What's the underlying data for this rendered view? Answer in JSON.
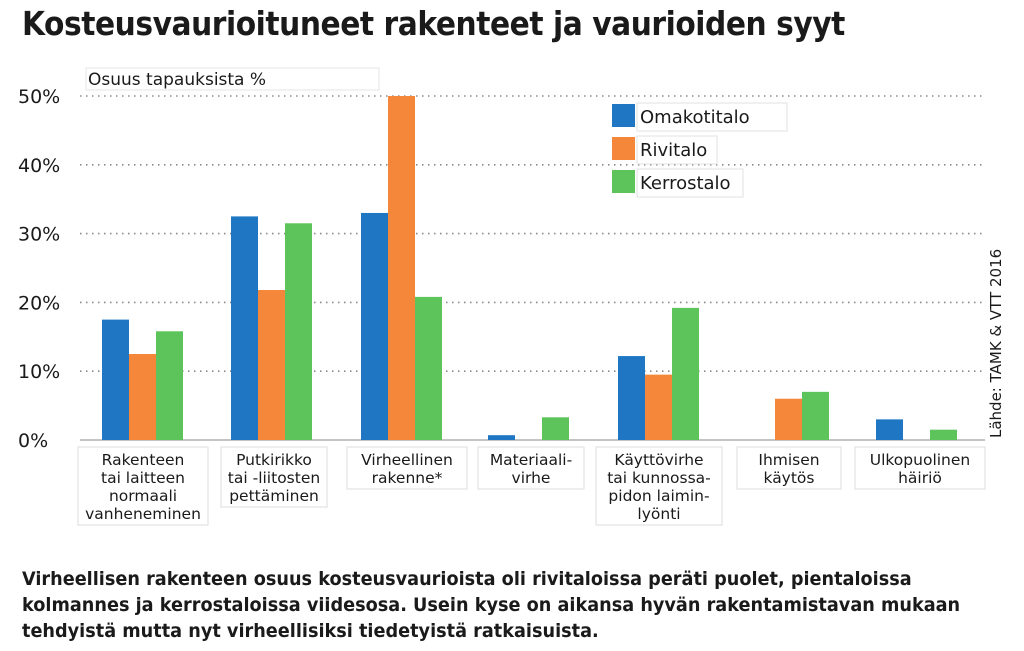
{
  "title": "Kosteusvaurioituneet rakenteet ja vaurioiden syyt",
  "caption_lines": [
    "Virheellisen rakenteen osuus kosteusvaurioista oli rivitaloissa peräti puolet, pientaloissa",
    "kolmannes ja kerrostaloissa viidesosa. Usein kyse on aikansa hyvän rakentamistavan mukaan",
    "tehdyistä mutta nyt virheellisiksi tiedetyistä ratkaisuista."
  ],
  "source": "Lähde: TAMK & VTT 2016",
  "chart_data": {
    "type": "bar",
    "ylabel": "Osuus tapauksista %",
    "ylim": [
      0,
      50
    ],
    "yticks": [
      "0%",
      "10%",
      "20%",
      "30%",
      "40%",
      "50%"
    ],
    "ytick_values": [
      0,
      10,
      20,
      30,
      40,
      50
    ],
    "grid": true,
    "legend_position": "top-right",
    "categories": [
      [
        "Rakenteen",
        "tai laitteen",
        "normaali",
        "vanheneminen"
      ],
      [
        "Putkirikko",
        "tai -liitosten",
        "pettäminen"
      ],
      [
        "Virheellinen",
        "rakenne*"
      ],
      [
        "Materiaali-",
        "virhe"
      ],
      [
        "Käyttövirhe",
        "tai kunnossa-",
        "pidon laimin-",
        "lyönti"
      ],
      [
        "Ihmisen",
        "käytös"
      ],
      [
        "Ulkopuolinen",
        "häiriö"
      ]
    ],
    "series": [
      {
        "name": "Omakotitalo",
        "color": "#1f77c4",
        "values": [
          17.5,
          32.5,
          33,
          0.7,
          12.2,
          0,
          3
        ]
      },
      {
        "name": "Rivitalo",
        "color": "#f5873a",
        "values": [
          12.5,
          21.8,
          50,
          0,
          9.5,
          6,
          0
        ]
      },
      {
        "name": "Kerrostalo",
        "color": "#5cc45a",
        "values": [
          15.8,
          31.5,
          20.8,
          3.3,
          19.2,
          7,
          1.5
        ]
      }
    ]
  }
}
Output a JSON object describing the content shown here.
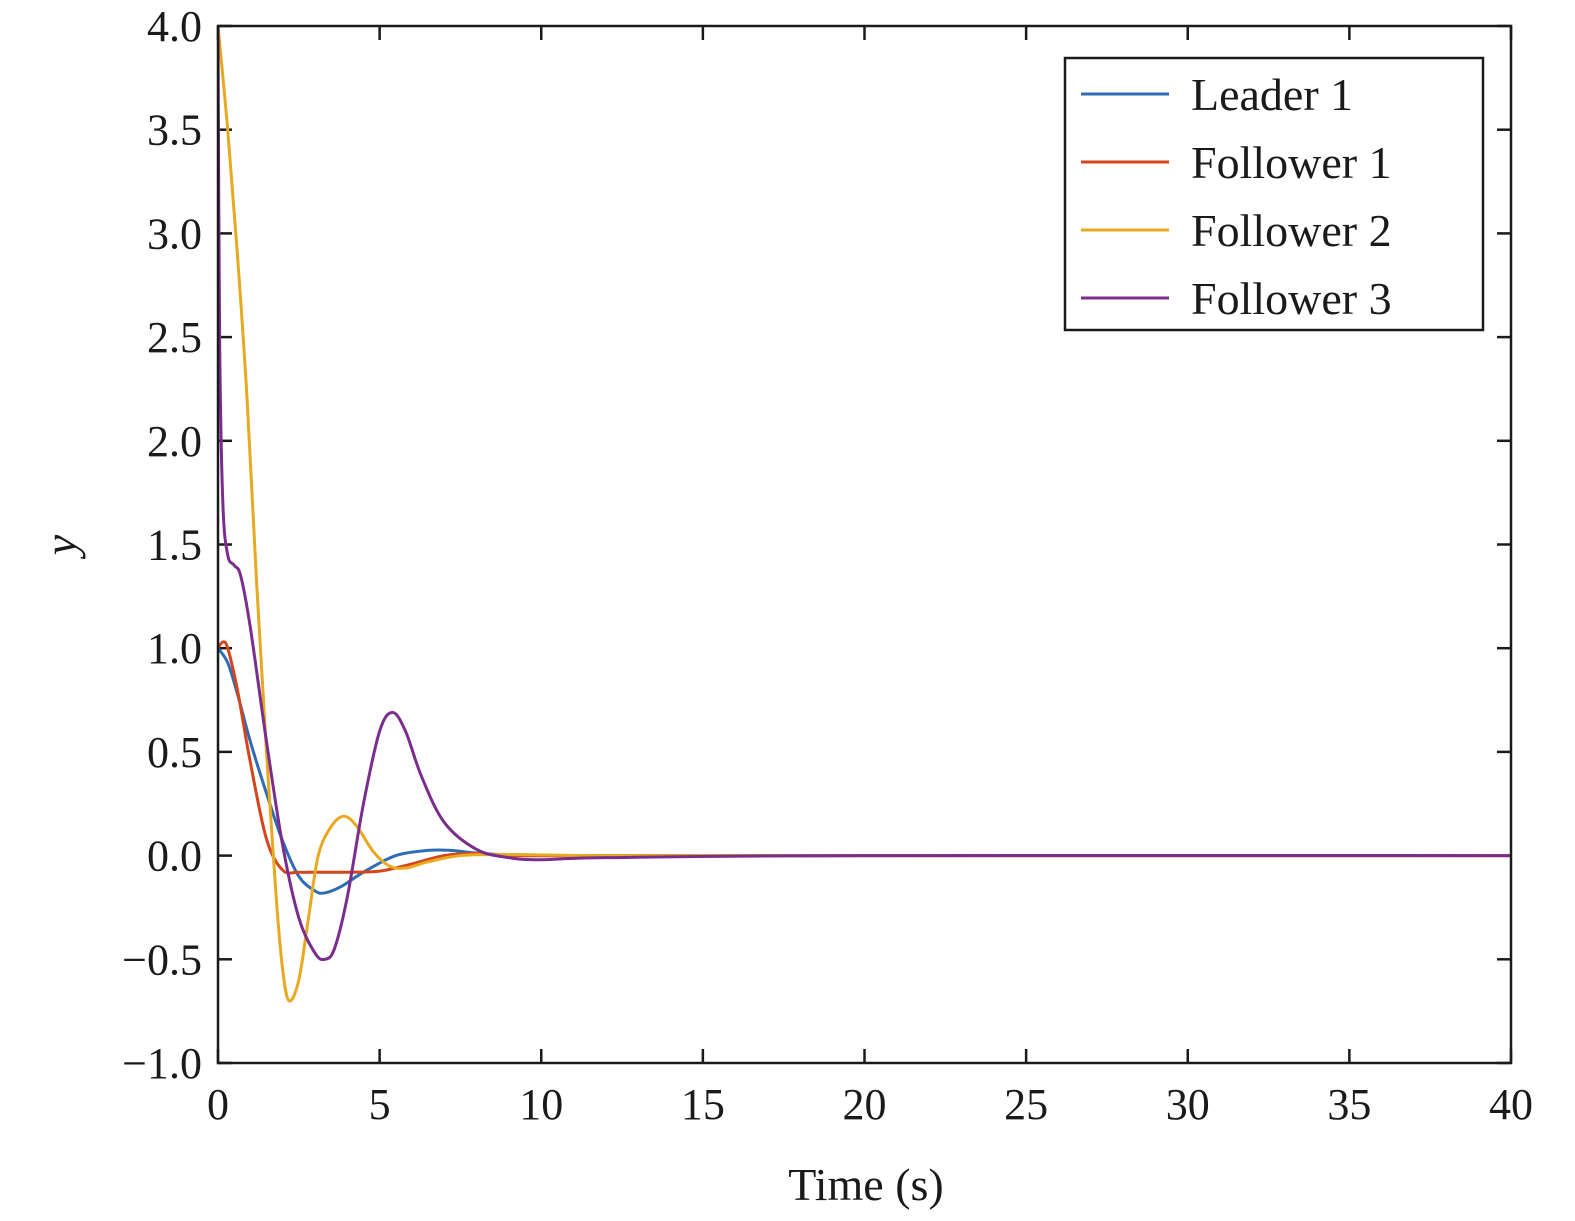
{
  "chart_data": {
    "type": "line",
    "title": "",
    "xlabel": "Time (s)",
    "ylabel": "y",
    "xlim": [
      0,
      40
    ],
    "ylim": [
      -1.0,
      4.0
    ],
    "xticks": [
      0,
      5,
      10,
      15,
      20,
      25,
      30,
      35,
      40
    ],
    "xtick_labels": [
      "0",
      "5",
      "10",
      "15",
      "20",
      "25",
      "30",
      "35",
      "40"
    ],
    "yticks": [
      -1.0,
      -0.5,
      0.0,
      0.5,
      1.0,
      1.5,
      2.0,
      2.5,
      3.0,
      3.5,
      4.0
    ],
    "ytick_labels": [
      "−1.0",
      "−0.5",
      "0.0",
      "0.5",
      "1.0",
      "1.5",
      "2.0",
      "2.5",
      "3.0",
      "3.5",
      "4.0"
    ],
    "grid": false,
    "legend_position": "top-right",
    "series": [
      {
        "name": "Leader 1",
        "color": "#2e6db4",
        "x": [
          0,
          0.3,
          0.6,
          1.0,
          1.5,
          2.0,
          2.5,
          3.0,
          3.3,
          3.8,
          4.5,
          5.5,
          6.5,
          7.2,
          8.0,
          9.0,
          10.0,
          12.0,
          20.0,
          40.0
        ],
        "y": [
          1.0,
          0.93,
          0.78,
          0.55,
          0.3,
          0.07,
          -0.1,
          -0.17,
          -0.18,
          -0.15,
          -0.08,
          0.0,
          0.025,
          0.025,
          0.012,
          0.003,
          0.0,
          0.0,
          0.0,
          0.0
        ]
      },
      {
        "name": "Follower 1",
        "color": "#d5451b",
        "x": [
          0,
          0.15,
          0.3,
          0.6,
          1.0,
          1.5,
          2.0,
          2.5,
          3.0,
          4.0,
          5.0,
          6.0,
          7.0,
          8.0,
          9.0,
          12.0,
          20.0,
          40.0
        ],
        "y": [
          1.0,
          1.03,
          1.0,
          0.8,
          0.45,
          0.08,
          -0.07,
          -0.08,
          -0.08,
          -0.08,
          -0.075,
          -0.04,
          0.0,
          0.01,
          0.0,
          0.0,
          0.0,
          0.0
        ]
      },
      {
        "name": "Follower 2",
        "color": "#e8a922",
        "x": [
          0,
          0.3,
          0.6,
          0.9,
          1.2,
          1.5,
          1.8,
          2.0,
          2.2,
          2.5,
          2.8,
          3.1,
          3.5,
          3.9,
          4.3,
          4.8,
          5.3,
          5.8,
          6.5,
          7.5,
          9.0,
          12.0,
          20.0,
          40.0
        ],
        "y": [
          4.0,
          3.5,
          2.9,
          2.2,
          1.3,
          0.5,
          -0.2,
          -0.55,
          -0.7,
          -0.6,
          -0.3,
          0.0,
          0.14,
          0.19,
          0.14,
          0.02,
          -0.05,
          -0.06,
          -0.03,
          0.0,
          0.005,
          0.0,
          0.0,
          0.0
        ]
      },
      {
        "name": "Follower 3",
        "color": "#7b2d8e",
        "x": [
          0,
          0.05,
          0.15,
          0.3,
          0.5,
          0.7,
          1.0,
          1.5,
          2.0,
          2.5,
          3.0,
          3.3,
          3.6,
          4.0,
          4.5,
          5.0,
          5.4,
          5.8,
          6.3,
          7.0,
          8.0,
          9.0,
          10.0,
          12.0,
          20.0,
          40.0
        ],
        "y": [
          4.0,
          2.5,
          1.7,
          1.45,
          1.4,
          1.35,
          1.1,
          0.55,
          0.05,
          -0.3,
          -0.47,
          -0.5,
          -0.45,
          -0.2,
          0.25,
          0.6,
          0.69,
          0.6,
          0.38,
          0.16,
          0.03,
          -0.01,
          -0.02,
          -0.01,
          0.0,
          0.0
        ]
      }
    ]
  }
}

◆ ◆ ◆ ◆ ◆

■ Required work: The records above need to be restated word for word, with the pictures left out.

■ Response to this task:
What's the underlying data for this rendered view? Answer in JSON.
{
  "title": "Kosteusvaurioituneet rakenteet ja vaurioiden syyt",
  "caption_lines": [
    "Virheellisen rakenteen osuus kosteusvaurioista oli rivitaloissa peräti puolet, pientaloissa",
    "kolmannes ja kerrostaloissa viidesosa. Usein kyse on aikansa hyvän rakentamistavan mukaan",
    "tehdyistä mutta nyt virheellisiksi tiedetyistä ratkaisuista."
  ],
  "source": "Lähde: TAMK & VTT 2016",
  "chart_data": {
    "type": "bar",
    "ylabel": "Osuus tapauksista %",
    "ylim": [
      0,
      50
    ],
    "yticks": [
      "0%",
      "10%",
      "20%",
      "30%",
      "40%",
      "50%"
    ],
    "ytick_values": [
      0,
      10,
      20,
      30,
      40,
      50
    ],
    "grid": true,
    "legend_position": "top-right",
    "categories": [
      [
        "Rakenteen",
        "tai laitteen",
        "normaali",
        "vanheneminen"
      ],
      [
        "Putkirikko",
        "tai -liitosten",
        "pettäminen"
      ],
      [
        "Virheellinen",
        "rakenne*"
      ],
      [
        "Materiaali-",
        "virhe"
      ],
      [
        "Käyttövirhe",
        "tai kunnossa-",
        "pidon laimin-",
        "lyönti"
      ],
      [
        "Ihmisen",
        "käytös"
      ],
      [
        "Ulkopuolinen",
        "häiriö"
      ]
    ],
    "series": [
      {
        "name": "Omakotitalo",
        "color": "#1f77c4",
        "values": [
          17.5,
          32.5,
          33,
          0.7,
          12.2,
          0,
          3
        ]
      },
      {
        "name": "Rivitalo",
        "color": "#f5873a",
        "values": [
          12.5,
          21.8,
          50,
          0,
          9.5,
          6,
          0
        ]
      },
      {
        "name": "Kerrostalo",
        "color": "#5cc45a",
        "values": [
          15.8,
          31.5,
          20.8,
          3.3,
          19.2,
          7,
          1.5
        ]
      }
    ]
  }
}
Output a JSON object describing the content shown here.
{
  "chart_data": {
    "type": "line",
    "title": "",
    "xlabel": "Time (s)",
    "ylabel": "y",
    "xlim": [
      0,
      40
    ],
    "ylim": [
      -1.0,
      4.0
    ],
    "xticks": [
      0,
      5,
      10,
      15,
      20,
      25,
      30,
      35,
      40
    ],
    "xtick_labels": [
      "0",
      "5",
      "10",
      "15",
      "20",
      "25",
      "30",
      "35",
      "40"
    ],
    "yticks": [
      -1.0,
      -0.5,
      0.0,
      0.5,
      1.0,
      1.5,
      2.0,
      2.5,
      3.0,
      3.5,
      4.0
    ],
    "ytick_labels": [
      "−1.0",
      "−0.5",
      "0.0",
      "0.5",
      "1.0",
      "1.5",
      "2.0",
      "2.5",
      "3.0",
      "3.5",
      "4.0"
    ],
    "grid": false,
    "legend_position": "top-right",
    "series": [
      {
        "name": "Leader 1",
        "color": "#2e6db4",
        "x": [
          0,
          0.3,
          0.6,
          1.0,
          1.5,
          2.0,
          2.5,
          3.0,
          3.3,
          3.8,
          4.5,
          5.5,
          6.5,
          7.2,
          8.0,
          9.0,
          10.0,
          12.0,
          20.0,
          40.0
        ],
        "y": [
          1.0,
          0.93,
          0.78,
          0.55,
          0.3,
          0.07,
          -0.1,
          -0.17,
          -0.18,
          -0.15,
          -0.08,
          0.0,
          0.025,
          0.025,
          0.012,
          0.003,
          0.0,
          0.0,
          0.0,
          0.0
        ]
      },
      {
        "name": "Follower 1",
        "color": "#d5451b",
        "x": [
          0,
          0.15,
          0.3,
          0.6,
          1.0,
          1.5,
          2.0,
          2.5,
          3.0,
          4.0,
          5.0,
          6.0,
          7.0,
          8.0,
          9.0,
          12.0,
          20.0,
          40.0
        ],
        "y": [
          1.0,
          1.03,
          1.0,
          0.8,
          0.45,
          0.08,
          -0.07,
          -0.08,
          -0.08,
          -0.08,
          -0.075,
          -0.04,
          0.0,
          0.01,
          0.0,
          0.0,
          0.0,
          0.0
        ]
      },
      {
        "name": "Follower 2",
        "color": "#e8a922",
        "x": [
          0,
          0.3,
          0.6,
          0.9,
          1.2,
          1.5,
          1.8,
          2.0,
          2.2,
          2.5,
          2.8,
          3.1,
          3.5,
          3.9,
          4.3,
          4.8,
          5.3,
          5.8,
          6.5,
          7.5,
          9.0,
          12.0,
          20.0,
          40.0
        ],
        "y": [
          4.0,
          3.5,
          2.9,
          2.2,
          1.3,
          0.5,
          -0.2,
          -0.55,
          -0.7,
          -0.6,
          -0.3,
          0.0,
          0.14,
          0.19,
          0.14,
          0.02,
          -0.05,
          -0.06,
          -0.03,
          0.0,
          0.005,
          0.0,
          0.0,
          0.0
        ]
      },
      {
        "name": "Follower 3",
        "color": "#7b2d8e",
        "x": [
          0,
          0.05,
          0.15,
          0.3,
          0.5,
          0.7,
          1.0,
          1.5,
          2.0,
          2.5,
          3.0,
          3.3,
          3.6,
          4.0,
          4.5,
          5.0,
          5.4,
          5.8,
          6.3,
          7.0,
          8.0,
          9.0,
          10.0,
          12.0,
          20.0,
          40.0
        ],
        "y": [
          4.0,
          2.5,
          1.7,
          1.45,
          1.4,
          1.35,
          1.1,
          0.55,
          0.05,
          -0.3,
          -0.47,
          -0.5,
          -0.45,
          -0.2,
          0.25,
          0.6,
          0.69,
          0.6,
          0.38,
          0.16,
          0.03,
          -0.01,
          -0.02,
          -0.01,
          0.0,
          0.0
        ]
      }
    ]
  }
}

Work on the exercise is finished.